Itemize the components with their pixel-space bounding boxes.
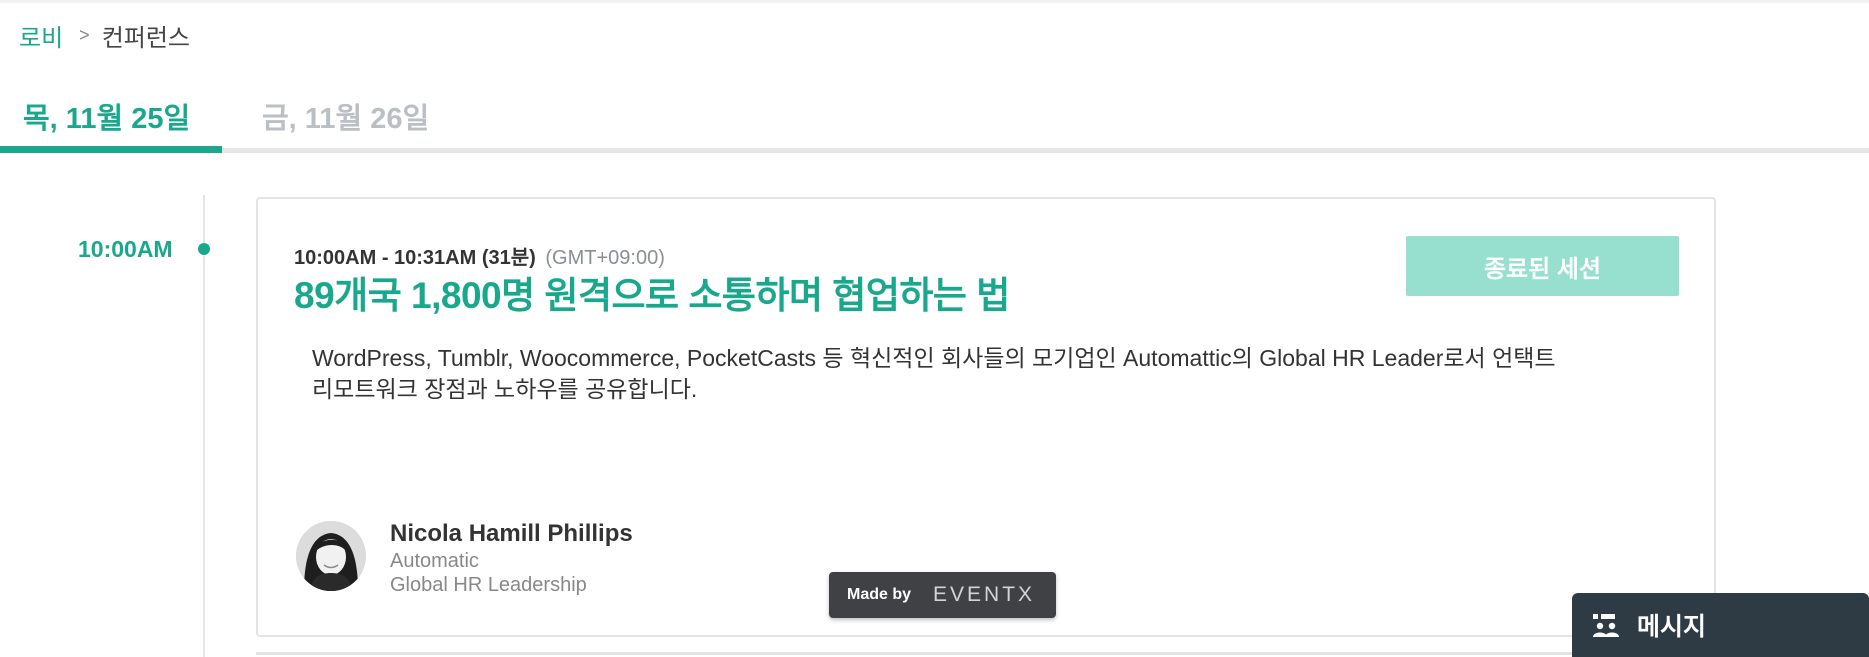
session-title[interactable]: 89개국 1,800명 원격으로 소통하며 협업하는 법	[294, 265, 1010, 319]
made-by-label: Made by	[847, 586, 912, 603]
made-by-eventx-badge[interactable]: Made by EVENTX	[829, 572, 1056, 618]
timeline-dot	[198, 243, 210, 255]
ended-session-button[interactable]: 종료된 세션	[1406, 236, 1679, 296]
tab-day-1[interactable]: 목, 11월 25일	[23, 95, 190, 137]
eventx-logo: EVENTX	[933, 583, 1036, 606]
session-card[interactable]: 10:00AM - 10:31AM (31분) (GMT+09:00) 89개국…	[256, 197, 1716, 637]
message-widget-button[interactable]: 메시지	[1572, 593, 1869, 657]
breadcrumb-lobby-link[interactable]: 로비	[19, 18, 63, 53]
date-tabs: 목, 11월 25일 금, 11월 26일	[0, 80, 1869, 154]
tab-day-2[interactable]: 금, 11월 26일	[262, 95, 429, 137]
breadcrumb-separator: >	[79, 25, 90, 45]
session-description-line: WordPress, Tumblr, Woocommerce, PocketCa…	[312, 345, 1556, 371]
speaker-role: Global HR Leadership	[390, 574, 587, 596]
speaker-portrait-icon	[296, 521, 366, 591]
tabs-rail	[0, 148, 1869, 153]
speaker-name[interactable]: Nicola Hamill Phillips	[390, 519, 633, 549]
active-tab-indicator	[0, 146, 222, 153]
people-chat-icon	[1593, 614, 1619, 637]
session-description-line: 리모트워크 장점과 노하우를 공유합니다.	[312, 376, 698, 402]
breadcrumb-current: 컨퍼런스	[101, 25, 191, 52]
timeline-time: 10:00AM	[78, 236, 173, 262]
session-description: WordPress, Tumblr, Woocommerce, PocketCa…	[312, 343, 1652, 405]
timeline-line	[203, 195, 205, 657]
conference-page: 로비 > 컨퍼런스 목, 11월 25일 금, 11월 26일 10:00AM …	[0, 0, 1869, 657]
breadcrumb: 로비 > 컨퍼런스	[19, 18, 190, 53]
avatar[interactable]	[296, 521, 366, 591]
speaker-info: Nicola Hamill Phillips Automatic Global …	[390, 519, 633, 597]
next-card-edge	[256, 652, 1716, 655]
speaker[interactable]: Nicola Hamill Phillips Automatic Global …	[296, 519, 633, 597]
speaker-company: Automatic	[390, 550, 479, 572]
message-widget-label: 메시지	[1637, 613, 1707, 641]
top-divider	[0, 0, 1869, 3]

........

### Prompt
Which lines in the data above contain the string "Woocommerce"? Copy each of them, and treat case as significant.

### Solution to the problem
session-description-line: WordPress, Tumblr, Woocommerce, PocketCa…	[312, 345, 1556, 371]
session-description: WordPress, Tumblr, Woocommerce, PocketCa…	[312, 343, 1652, 405]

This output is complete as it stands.